■ Passage given:
# # # # #
None of the above worked for me on a standard cPanel host.
This worked:
Options -MultiViews
RewriteEngine On
RewriteCond %{REQUEST_FILENAME} !-d
RewriteCond %{REQUEST_FILENAME} !-f
RewriteRule ^([^\.]+)$ $1.html [NC,L]
For those who are using Firebase hosting none of the answers will work on this page. Because you can't use .htaccess in Firebase hosting. You will have to configure the firebase.json file. Just add the line "cleanUrls": true in your file and save it. That's it.
After adding the line firebase.json will look like this :
{
"hosting": {
"public": "public",
"cleanUrls": true,
"ignore": [
"firebase.json",
"**/.*",
"**/node_modules/**"
]
}
}
Thanks for your replies. I have already solved my problem. Suppose I have my pages under http://www.yoursite.com/html, the following .htaccess rules apply.
<IfModule mod_rewrite.c>
RewriteEngine On
RewriteCond %{THE_REQUEST} ^[A-Z]{3,9}\ /html/(.*).html\ HTTP/
RewriteRule .* http://localhost/html/%1 [R=301,L]
RewriteCond %{THE_REQUEST} ^[A-Z]{3,9}\ /html/(.*)\ HTTP/
RewriteRule .* %1.html [L]
</IfModule>
Good question, but it seems to have confused people. The answers are almost equally divided between those who thought Dave (the OP) was saving his HTML pages without the .html extension, and those who thought he was saving them as normal (with .html), but wanting the URL to show up without. While the question could have been worded a little better, I think it’s clear what he meant. If he was saving pages without .html, his two question (‘how to remove .html') and (how to ‘redirect any url with .html’) would be exactly the same question! So that interpretation doesn’t make much sense. Also, his first comment (about avoiding an infinite loop) and his own answer seem to confirm this.
So let’s start by rephrasing the question and breaking down the task. We want to accomplish two things:
Visibly remove the .html if it’s part of the requested URL (e.g. /page.html)
# # # # #
■ Data supplied:
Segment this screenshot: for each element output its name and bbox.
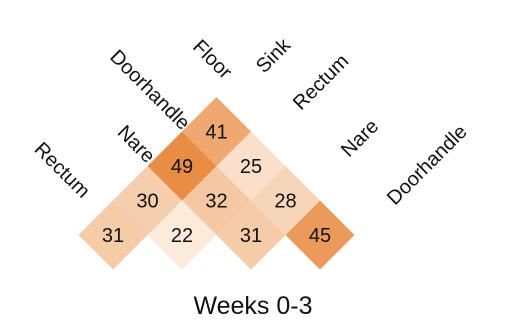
cell-value-label: 28 (274, 191, 296, 213)
left-axis-label: Nare (113, 121, 159, 167)
cell-value-label: 49 (171, 156, 193, 178)
right-axis-label: Doorhandle (383, 121, 472, 210)
chart-caption: Weeks 0-3 (193, 292, 313, 320)
right-axis-label: Nare (337, 115, 383, 161)
left-axis-label: Rectum (30, 138, 94, 202)
cell-value-label: 31 (240, 225, 262, 247)
heatmap-cell (182, 97, 251, 166)
left-axis-label: Doorhandle (105, 46, 194, 135)
left-axis-label: Floor (188, 36, 236, 84)
right-axis-label: Rectum (289, 50, 353, 114)
cell-value-label: 22 (171, 225, 193, 247)
cell-value-label: 30 (136, 191, 158, 213)
cell-value-label: 45 (309, 225, 331, 247)
cell-value-label: 31 (102, 225, 124, 247)
cell-value-label: 32 (205, 191, 227, 213)
cell-value-label: 41 (205, 122, 227, 144)
cell-value-label: 25 (240, 156, 262, 178)
right-axis-label: Sink (252, 34, 296, 78)
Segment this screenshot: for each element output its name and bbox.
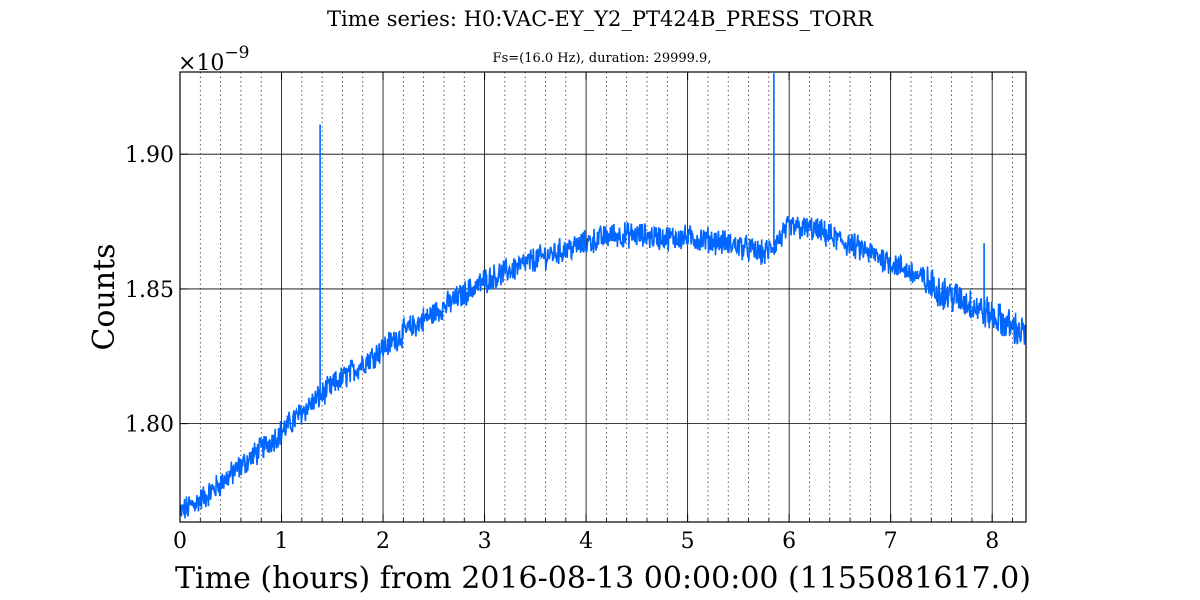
chart-title: Time series: H0:VAC-EY_Y2_PT424B_PRESS_T… (327, 7, 874, 31)
y-tick-label: 1.80 (125, 413, 174, 438)
x-tick-label: 7 (884, 529, 898, 554)
x-axis-ticks: 0 1 2 3 4 5 6 7 8 (173, 72, 1013, 554)
y-axis-ticks: 1.80 1.85 1.90 (125, 143, 188, 438)
x-tick-label: 4 (579, 529, 593, 554)
x-tick-label: 3 (478, 529, 492, 554)
x-tick-label: 6 (782, 529, 796, 554)
x-tick-label: 1 (275, 529, 289, 554)
plot-data (180, 73, 1026, 519)
x-tick-label: 5 (681, 529, 695, 554)
y-multiplier-exponent: −9 (224, 43, 249, 63)
minor-gridlines (199, 72, 1013, 522)
y-multiplier: ×10−9 (178, 43, 250, 76)
series-line (180, 73, 1026, 519)
x-tick-label: 8 (985, 529, 999, 554)
x-tick-label: 0 (173, 529, 187, 554)
chart-subtitle: Fs=(16.0 Hz), duration: 29999.9, (493, 51, 712, 66)
major-gridlines (180, 72, 1026, 522)
x-axis-label: Time (hours) from 2016-08-13 00:00:00 (1… (175, 561, 1031, 596)
y-tick-label: 1.90 (125, 143, 174, 168)
y-axis-label: Counts (87, 243, 122, 350)
plot-frame (179, 71, 1027, 523)
y-tick-label: 1.85 (125, 278, 174, 303)
x-tick-label: 2 (376, 529, 390, 554)
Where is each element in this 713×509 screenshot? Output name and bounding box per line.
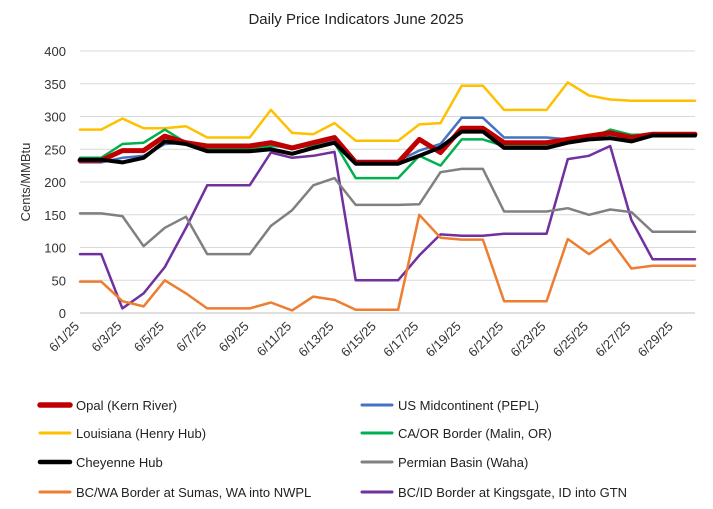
y-axis-ticks: 0 50 100 150 200 250 300 350 400 bbox=[44, 44, 66, 321]
x-tick-label: 6/11/25 bbox=[254, 319, 295, 360]
y-tick-label: 0 bbox=[59, 306, 66, 321]
series-line-cheyenne-hub bbox=[78, 129, 697, 166]
y-tick-label: 50 bbox=[52, 273, 66, 288]
series-lines bbox=[77, 81, 698, 312]
y-tick-label: 150 bbox=[44, 208, 66, 223]
gridlines bbox=[80, 50, 695, 314]
x-tick-label: 6/19/25 bbox=[423, 319, 464, 360]
legend-label-ca-or-border-malin-or: CA/OR Border (Malin, OR) bbox=[398, 426, 552, 441]
y-tick-label: 200 bbox=[44, 175, 66, 190]
y-axis-label: Cents/MMBtu bbox=[18, 143, 33, 222]
x-tick-label: 6/3/25 bbox=[88, 319, 124, 355]
series-line-permian-basin-waha bbox=[78, 167, 697, 256]
y-tick-label: 250 bbox=[44, 142, 66, 157]
y-tick-label: 350 bbox=[44, 77, 66, 92]
legend-label-cheyenne-hub: Cheyenne Hub bbox=[76, 455, 163, 470]
x-tick-label: 6/17/25 bbox=[380, 319, 421, 360]
x-tick-label: 6/7/25 bbox=[173, 319, 209, 355]
series-line-bc-id-border-at-kingsgate-id-into-gtn bbox=[78, 144, 697, 310]
series-line-louisiana-henry-hub bbox=[78, 81, 697, 142]
chart-title: Daily Price Indicators June 2025 bbox=[248, 11, 463, 28]
x-axis-ticks: 6/1/25 6/3/25 6/5/25 6/7/25 6/9/25 6/11/25 6/1… bbox=[46, 319, 676, 360]
x-tick-label: 6/23/25 bbox=[507, 319, 548, 360]
y-tick-label: 400 bbox=[44, 44, 66, 59]
x-tick-label: 6/5/25 bbox=[131, 319, 167, 355]
legend-label-opal-kern-river: Opal (Kern River) bbox=[76, 398, 177, 413]
x-tick-label: 6/1/25 bbox=[46, 319, 82, 355]
legend-label-permian-basin-waha: Permian Basin (Waha) bbox=[398, 455, 528, 470]
x-tick-label: 6/15/25 bbox=[338, 319, 379, 360]
x-tick-label: 6/9/25 bbox=[216, 319, 252, 355]
legend-label-bc-wa-border-at-sumas-wa-into-nwpl: BC/WA Border at Sumas, WA into NWPL bbox=[76, 485, 311, 500]
x-tick-label: 6/25/25 bbox=[550, 319, 591, 360]
y-tick-label: 100 bbox=[44, 241, 66, 256]
y-tick-label: 300 bbox=[44, 110, 66, 125]
x-tick-label: 6/13/25 bbox=[295, 319, 336, 360]
x-tick-label: 6/27/25 bbox=[592, 319, 633, 360]
series-line-bc-wa-border-at-sumas-wa-into-nwpl bbox=[78, 213, 697, 312]
x-tick-label: 6/21/25 bbox=[465, 319, 506, 360]
legend-label-us-midcontinent-pepl: US Midcontinent (PEPL) bbox=[398, 398, 539, 413]
legend-label-louisiana-henry-hub: Louisiana (Henry Hub) bbox=[76, 426, 206, 441]
legend-label-bc-id-border-at-kingsgate-id-into-gtn: BC/ID Border at Kingsgate, ID into GTN bbox=[398, 485, 627, 500]
x-tick-label: 6/29/25 bbox=[635, 319, 676, 360]
legend: Opal (Kern River) US Midcontinent (PEPL) L… bbox=[37, 398, 627, 500]
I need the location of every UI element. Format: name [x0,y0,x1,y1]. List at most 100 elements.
# # # # #
■ Required actions:
1. According to the thread on removing .html extensions, which file must Firebase hosting users configure in place of .htaccess?
2. From the thread on removing .html extensions, reproduce the text verbatim from "None of the above" up to and including "it. That's it.".

■ Problem solutions:
1. The firebase.json file.

2.
None of the above worked for me on a standard cPanel host.
This worked:
Options -MultiViews
RewriteEngine On
RewriteCond %{REQUEST_FILENAME} !-d
RewriteCond %{REQUEST_FILENAME} !-f
RewriteRule ^([^\.]+)$ $1.html [NC,L]
For those who are using Firebase hosting none of the answers will work on this page. Because you can't use .htaccess in Firebase hosting. You will have to configure the firebase.json file. Just add the line "cleanUrls": true in your file and save it. That's it.